--- SUPPLIED INFORMATION ---
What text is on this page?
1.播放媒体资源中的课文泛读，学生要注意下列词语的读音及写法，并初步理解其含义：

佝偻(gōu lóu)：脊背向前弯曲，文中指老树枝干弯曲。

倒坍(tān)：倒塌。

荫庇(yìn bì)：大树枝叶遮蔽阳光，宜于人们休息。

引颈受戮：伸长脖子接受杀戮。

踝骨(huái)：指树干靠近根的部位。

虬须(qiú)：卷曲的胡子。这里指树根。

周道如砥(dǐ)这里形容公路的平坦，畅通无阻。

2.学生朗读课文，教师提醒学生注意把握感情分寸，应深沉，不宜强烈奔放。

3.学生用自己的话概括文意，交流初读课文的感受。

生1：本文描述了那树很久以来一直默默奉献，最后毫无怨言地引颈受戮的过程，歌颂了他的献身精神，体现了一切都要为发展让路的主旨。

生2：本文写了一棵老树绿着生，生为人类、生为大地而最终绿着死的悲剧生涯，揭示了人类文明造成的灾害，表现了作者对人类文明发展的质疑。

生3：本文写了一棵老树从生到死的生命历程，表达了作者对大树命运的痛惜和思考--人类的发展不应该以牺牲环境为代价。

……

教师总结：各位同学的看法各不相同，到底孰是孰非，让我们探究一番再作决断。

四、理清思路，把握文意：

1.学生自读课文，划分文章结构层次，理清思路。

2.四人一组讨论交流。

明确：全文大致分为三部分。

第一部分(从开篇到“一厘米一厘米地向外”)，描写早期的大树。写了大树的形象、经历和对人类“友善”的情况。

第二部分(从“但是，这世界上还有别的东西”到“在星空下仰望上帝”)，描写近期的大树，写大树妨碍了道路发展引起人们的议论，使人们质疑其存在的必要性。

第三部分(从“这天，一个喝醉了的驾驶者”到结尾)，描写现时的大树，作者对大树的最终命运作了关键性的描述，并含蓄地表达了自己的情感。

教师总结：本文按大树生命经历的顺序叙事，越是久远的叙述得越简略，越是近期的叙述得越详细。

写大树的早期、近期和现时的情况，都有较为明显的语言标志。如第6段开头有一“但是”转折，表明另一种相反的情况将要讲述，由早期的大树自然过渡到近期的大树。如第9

--- DO THIS ---
Report the number of lines above that contain the word "教师总结", and only that number.

--- SOLUTION BELOW ---
2